* _Required work_: Set the data down again, exactly as it reads, but without the pictures.

* _Data lines_:
□ □ □ □ □ □ □

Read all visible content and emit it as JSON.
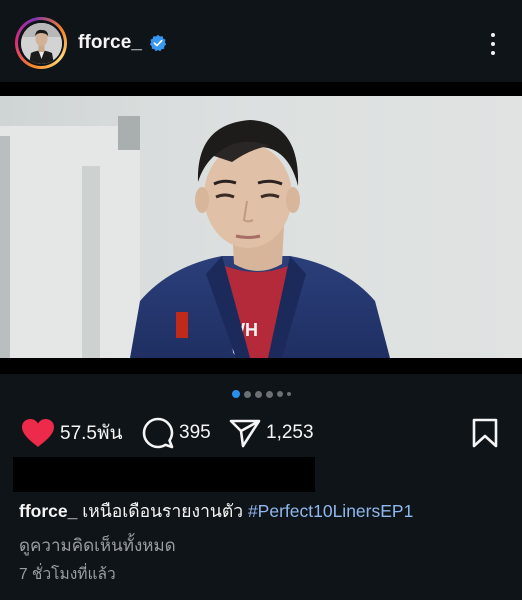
{
  "post": {
    "username": "fforce_",
    "verified": true,
    "icons": {
      "avatar": "profile-avatar",
      "verified": "verified-badge-icon",
      "more": "more-vertical-icon",
      "like": "heart-filled-icon",
      "comment": "comment-bubble-icon",
      "share": "paper-plane-icon",
      "save": "bookmark-icon"
    },
    "carousel": {
      "total": 6,
      "active_index": 0
    },
    "likes": "57.5พัน",
    "comments": "395",
    "shares": "1,253",
    "caption": {
      "username": "fforce_",
      "text": "เหนือเดือนรายงานตัว",
      "hashtag": "#Perfect10LinersEP1"
    },
    "view_comments_label": "ดูความคิดเห็นทั้งหมด",
    "timestamp": "7 ชั่วโมงที่แล้ว"
  },
  "colors": {
    "background": "#0f1418",
    "like_red": "#ee2a4a",
    "hashtag_blue": "#8fb8ee",
    "verified_blue": "#3897f0",
    "carousel_active": "#2a8fe8",
    "muted_text": "#9a9ea3"
  }
}
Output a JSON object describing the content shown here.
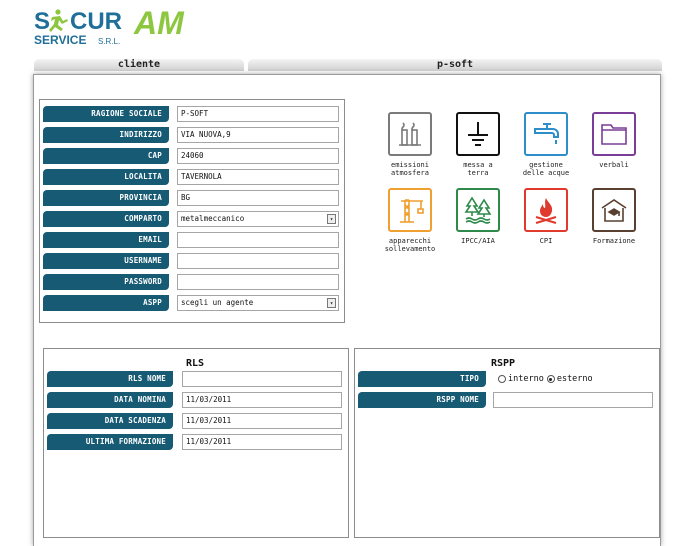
{
  "logo": {
    "brand_part1": "SICUR",
    "brand_part2": "AM",
    "tagline": "SERVICE",
    "suffix": "S.R.L."
  },
  "tabs": [
    {
      "label": "cliente"
    },
    {
      "label": "p-soft"
    }
  ],
  "company": {
    "fields": [
      {
        "label": "RAGIONE SOCIALE",
        "value": "P-SOFT"
      },
      {
        "label": "INDIRIZZO",
        "value": "VIA NUOVA,9"
      },
      {
        "label": "CAP",
        "value": "24060"
      },
      {
        "label": "LOCALITA",
        "value": "TAVERNOLA"
      },
      {
        "label": "PROVINCIA",
        "value": "BG"
      },
      {
        "label": "COMPARTO",
        "value": "metalmeccanico"
      },
      {
        "label": "EMAIL",
        "value": ""
      },
      {
        "label": "USERNAME",
        "value": ""
      },
      {
        "label": "PASSWORD",
        "value": ""
      },
      {
        "label": "ASPP",
        "value": "scegli un agente"
      }
    ]
  },
  "modules": [
    {
      "label": "emissioni\natmosfera",
      "color": "#7a7a7a",
      "icon": "chimneys-icon"
    },
    {
      "label": "messa a\nterra",
      "color": "#111111",
      "icon": "ground-icon"
    },
    {
      "label": "gestione\ndelle acque",
      "color": "#2e8ec9",
      "icon": "faucet-icon"
    },
    {
      "label": "verbali",
      "color": "#7a3e98",
      "icon": "folder-icon"
    },
    {
      "label": "apparecchi\nsollevamento",
      "color": "#f0a030",
      "icon": "crane-icon"
    },
    {
      "label": "IPCC/AIA",
      "color": "#2e8a4a",
      "icon": "forest-icon"
    },
    {
      "label": "CPI",
      "color": "#e03a2e",
      "icon": "fire-icon"
    },
    {
      "label": "Formazione",
      "color": "#5a4030",
      "icon": "school-icon"
    }
  ],
  "rls": {
    "title": "RLS",
    "fields": [
      {
        "label": "RLS NOME",
        "value": ""
      },
      {
        "label": "DATA NOMINA",
        "value": "11/03/2011"
      },
      {
        "label": "DATA SCADENZA",
        "value": "11/03/2011"
      },
      {
        "label": "ULTIMA FORMAZIONE",
        "value": "11/03/2011"
      }
    ]
  },
  "rspp": {
    "title": "RSPP",
    "tipo_label": "TIPO",
    "option_interno": "interno",
    "option_esterno": "esterno",
    "selected": "esterno",
    "nome_label": "RSPP NOME",
    "nome_value": ""
  },
  "colors": {
    "label_bg": "#175a74",
    "brand_blue": "#1f6f98",
    "brand_green": "#8dc63f"
  }
}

□ □ □ □ □ □ □

* _Result below_:
Read all visible content and emit it as JSON.
{
  "post": {
    "username": "fforce_",
    "verified": true,
    "icons": {
      "avatar": "profile-avatar",
      "verified": "verified-badge-icon",
      "more": "more-vertical-icon",
      "like": "heart-filled-icon",
      "comment": "comment-bubble-icon",
      "share": "paper-plane-icon",
      "save": "bookmark-icon"
    },
    "carousel": {
      "total": 6,
      "active_index": 0
    },
    "likes": "57.5พัน",
    "comments": "395",
    "shares": "1,253",
    "caption": {
      "username": "fforce_",
      "text": "เหนือเดือนรายงานตัว",
      "hashtag": "#Perfect10LinersEP1"
    },
    "view_comments_label": "ดูความคิดเห็นทั้งหมด",
    "timestamp": "7 ชั่วโมงที่แล้ว"
  },
  "colors": {
    "background": "#0f1418",
    "like_red": "#ee2a4a",
    "hashtag_blue": "#8fb8ee",
    "verified_blue": "#3897f0",
    "carousel_active": "#2a8fe8",
    "muted_text": "#9a9ea3"
  }
}
Output a JSON object describing the content shown here.
{
  "logo": {
    "brand_part1": "SICUR",
    "brand_part2": "AM",
    "tagline": "SERVICE",
    "suffix": "S.R.L."
  },
  "tabs": [
    {
      "label": "cliente"
    },
    {
      "label": "p-soft"
    }
  ],
  "company": {
    "fields": [
      {
        "label": "RAGIONE SOCIALE",
        "value": "P-SOFT"
      },
      {
        "label": "INDIRIZZO",
        "value": "VIA NUOVA,9"
      },
      {
        "label": "CAP",
        "value": "24060"
      },
      {
        "label": "LOCALITA",
        "value": "TAVERNOLA"
      },
      {
        "label": "PROVINCIA",
        "value": "BG"
      },
      {
        "label": "COMPARTO",
        "value": "metalmeccanico"
      },
      {
        "label": "EMAIL",
        "value": ""
      },
      {
        "label": "USERNAME",
        "value": ""
      },
      {
        "label": "PASSWORD",
        "value": ""
      },
      {
        "label": "ASPP",
        "value": "scegli un agente"
      }
    ]
  },
  "modules": [
    {
      "label": "emissioni\natmosfera",
      "color": "#7a7a7a",
      "icon": "chimneys-icon"
    },
    {
      "label": "messa a\nterra",
      "color": "#111111",
      "icon": "ground-icon"
    },
    {
      "label": "gestione\ndelle acque",
      "color": "#2e8ec9",
      "icon": "faucet-icon"
    },
    {
      "label": "verbali",
      "color": "#7a3e98",
      "icon": "folder-icon"
    },
    {
      "label": "apparecchi\nsollevamento",
      "color": "#f0a030",
      "icon": "crane-icon"
    },
    {
      "label": "IPCC/AIA",
      "color": "#2e8a4a",
      "icon": "forest-icon"
    },
    {
      "label": "CPI",
      "color": "#e03a2e",
      "icon": "fire-icon"
    },
    {
      "label": "Formazione",
      "color": "#5a4030",
      "icon": "school-icon"
    }
  ],
  "rls": {
    "title": "RLS",
    "fields": [
      {
        "label": "RLS NOME",
        "value": ""
      },
      {
        "label": "DATA NOMINA",
        "value": "11/03/2011"
      },
      {
        "label": "DATA SCADENZA",
        "value": "11/03/2011"
      },
      {
        "label": "ULTIMA FORMAZIONE",
        "value": "11/03/2011"
      }
    ]
  },
  "rspp": {
    "title": "RSPP",
    "tipo_label": "TIPO",
    "option_interno": "interno",
    "option_esterno": "esterno",
    "selected": "esterno",
    "nome_label": "RSPP NOME",
    "nome_value": ""
  },
  "colors": {
    "label_bg": "#175a74",
    "brand_blue": "#1f6f98",
    "brand_green": "#8dc63f"
  }
}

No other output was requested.